Argo CD 3.3 Changed the Source Hydrator — Here's What to Audit Before You Upgrade
Argo CD v3.3.2 shipped on February 22nd. The release notes are reasonable. The Source Hydrator behavior change gets a few lines. What those lines represent in practice is worth a slower read.
If you're running the Source Hydrator in production — meaning you're using it to generate or transform manifests before they land in your application path — this is the one upgrade note that deserves a dedicated conversation with your team before you merge the Helm chart bump.
Here's what changed, why it matters, and how to audit your setup before upgrading.
What Is the Source Hydrator?
The Source Hydrator is a feature in Argo CD that handles the transformation step between your source repository and your rendered manifests. In a standard Argo CD setup, you point an Application at a Git repo and Argo CD renders the manifests directly. The Source Hydrator adds a middle layer: a controller that runs before sync, processes sources (Helm templates, Kustomize overlays, or custom plugins), and writes the rendered output into a specific path before the sync loop picks it up.
It's designed for teams that want to decouple the manifest generation step from the sync step — useful for auditing rendered output, enforcing policy checks between generation and deployment, or building custom rendering pipelines.
For most clusters, it's not in the critical path. But for teams that have built workflows around it, it's fundamental.
The Old Behavior: Delete First, Write Second
Before v3.3, the Source Hydrator operated with a specific sequence:
- Receive a sync trigger
- Delete all files in the application path
- Run the hydration pipeline
- Write new manifests to the now-empty path
- Signal Argo CD to proceed with sync
Step 2 was deliberate. The idea was clean state: every hydration starts from scratch. No stale manifests from a previous run. No partial overlaps from a configuration change that removed a resource.
# Example Application spec using Source Hydrator
apiVersion: argoproj.io/v1alpha1
kind: Application
metadata:
name: my-app
namespace: argocd
spec:
source:
repoURL: https://github.com/my-org/my-app
targetRevision: main
path: config/base
destination:
server: https://kubernetes.default.svc
namespace: my-app
hydrator:
enabled: true
outputPath: config/rendered # <-- this path was auto-cleared before v3.3
syncPolicy:
automated:
prune: true
selfHeal: true
The hydrator would clear config/rendered completely before writing the new output. That's the behavior that changed.

- _Short task_
In the Argo CD upgrade article, what did the Source Hydrator do to the application path right before running the hydration pipeline, prior to v3.3?

- _Stored data_
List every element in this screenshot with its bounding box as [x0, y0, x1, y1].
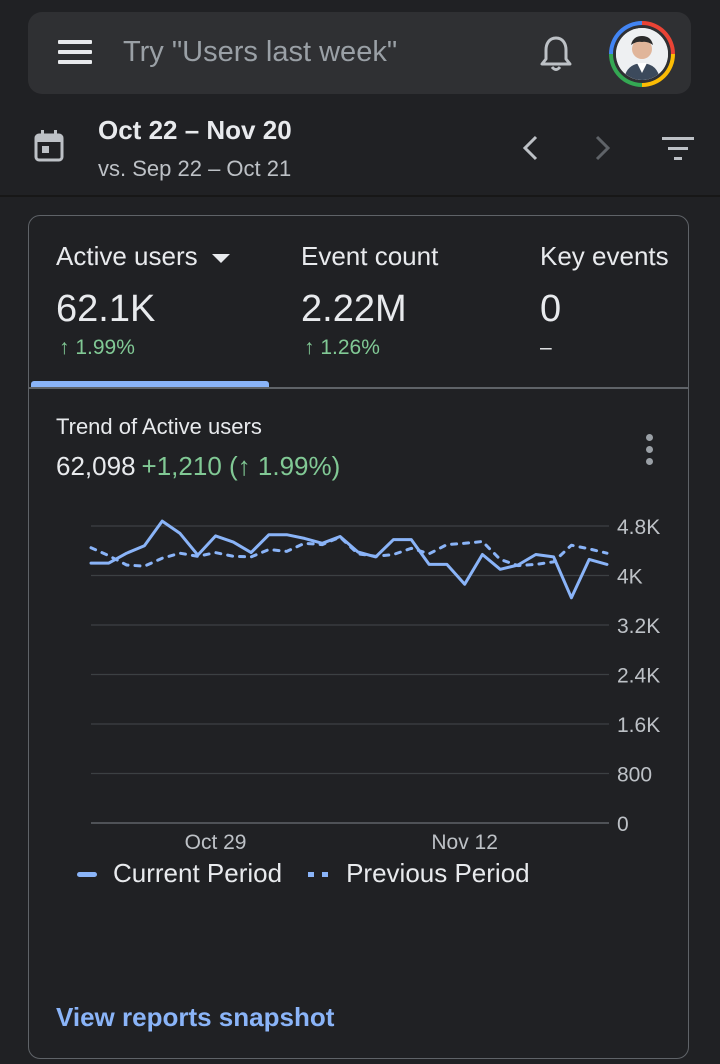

- _The output_
It deleted all files in the application path.